» **Work instructions**
Please give the listing again in its entirety, exactly as written.

» **Material**
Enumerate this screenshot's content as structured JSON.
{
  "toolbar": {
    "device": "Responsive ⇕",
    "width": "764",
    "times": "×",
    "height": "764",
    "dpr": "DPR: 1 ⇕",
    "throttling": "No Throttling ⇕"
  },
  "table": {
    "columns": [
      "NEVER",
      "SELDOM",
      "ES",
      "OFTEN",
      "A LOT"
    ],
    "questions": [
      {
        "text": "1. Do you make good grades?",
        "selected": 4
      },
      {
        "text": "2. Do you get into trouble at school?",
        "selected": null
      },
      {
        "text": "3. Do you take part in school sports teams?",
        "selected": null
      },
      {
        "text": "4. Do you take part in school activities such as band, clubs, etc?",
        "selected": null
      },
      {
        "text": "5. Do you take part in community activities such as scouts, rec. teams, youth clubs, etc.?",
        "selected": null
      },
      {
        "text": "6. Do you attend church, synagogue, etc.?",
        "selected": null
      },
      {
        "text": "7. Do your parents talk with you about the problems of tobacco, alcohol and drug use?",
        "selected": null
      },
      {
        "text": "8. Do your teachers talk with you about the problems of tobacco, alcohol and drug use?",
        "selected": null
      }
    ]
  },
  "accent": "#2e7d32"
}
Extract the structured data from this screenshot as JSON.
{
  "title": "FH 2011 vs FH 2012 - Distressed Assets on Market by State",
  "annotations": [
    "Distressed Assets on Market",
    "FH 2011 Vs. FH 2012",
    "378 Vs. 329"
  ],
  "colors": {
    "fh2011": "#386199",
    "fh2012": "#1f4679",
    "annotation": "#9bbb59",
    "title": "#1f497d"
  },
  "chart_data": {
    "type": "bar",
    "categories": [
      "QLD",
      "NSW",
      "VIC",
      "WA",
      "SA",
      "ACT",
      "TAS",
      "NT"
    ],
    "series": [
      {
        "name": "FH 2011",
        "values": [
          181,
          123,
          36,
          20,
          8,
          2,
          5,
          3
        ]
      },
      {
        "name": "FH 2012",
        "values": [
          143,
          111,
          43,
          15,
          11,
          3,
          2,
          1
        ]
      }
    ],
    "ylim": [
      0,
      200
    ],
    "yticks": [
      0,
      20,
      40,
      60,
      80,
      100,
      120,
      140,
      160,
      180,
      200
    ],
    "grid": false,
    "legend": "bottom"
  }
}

» **Full solution**
Enumerate this screenshot's content as structured JSON.
{
  "toolbar": {
    "device": "Responsive ⇕",
    "width": "764",
    "times": "×",
    "height": "764",
    "dpr": "DPR: 1 ⇕",
    "throttling": "No Throttling ⇕"
  },
  "table": {
    "columns": [
      "NEVER",
      "SELDOM",
      "ES",
      "OFTEN",
      "A LOT"
    ],
    "questions": [
      {
        "text": "1. Do you make good grades?",
        "selected": 4
      },
      {
        "text": "2. Do you get into trouble at school?",
        "selected": null
      },
      {
        "text": "3. Do you take part in school sports teams?",
        "selected": null
      },
      {
        "text": "4. Do you take part in school activities such as band, clubs, etc?",
        "selected": null
      },
      {
        "text": "5. Do you take part in community activities such as scouts, rec. teams, youth clubs, etc.?",
        "selected": null
      },
      {
        "text": "6. Do you attend church, synagogue, etc.?",
        "selected": null
      },
      {
        "text": "7. Do your parents talk with you about the problems of tobacco, alcohol and drug use?",
        "selected": null
      },
      {
        "text": "8. Do your teachers talk with you about the problems of tobacco, alcohol and drug use?",
        "selected": null
      }
    ]
  },
  "accent": "#2e7d32"
}
Extract the structured data from this screenshot as JSON.
{
  "title": "FH 2011 vs FH 2012 - Distressed Assets on Market by State",
  "annotations": [
    "Distressed Assets on Market",
    "FH 2011 Vs. FH 2012",
    "378 Vs. 329"
  ],
  "colors": {
    "fh2011": "#386199",
    "fh2012": "#1f4679",
    "annotation": "#9bbb59",
    "title": "#1f497d"
  },
  "chart_data": {
    "type": "bar",
    "categories": [
      "QLD",
      "NSW",
      "VIC",
      "WA",
      "SA",
      "ACT",
      "TAS",
      "NT"
    ],
    "series": [
      {
        "name": "FH 2011",
        "values": [
          181,
          123,
          36,
          20,
          8,
          2,
          5,
          3
        ]
      },
      {
        "name": "FH 2012",
        "values": [
          143,
          111,
          43,
          15,
          11,
          3,
          2,
          1
        ]
      }
    ],
    "ylim": [
      0,
      200
    ],
    "yticks": [
      0,
      20,
      40,
      60,
      80,
      100,
      120,
      140,
      160,
      180,
      200
    ],
    "grid": false,
    "legend": "bottom"
  }
}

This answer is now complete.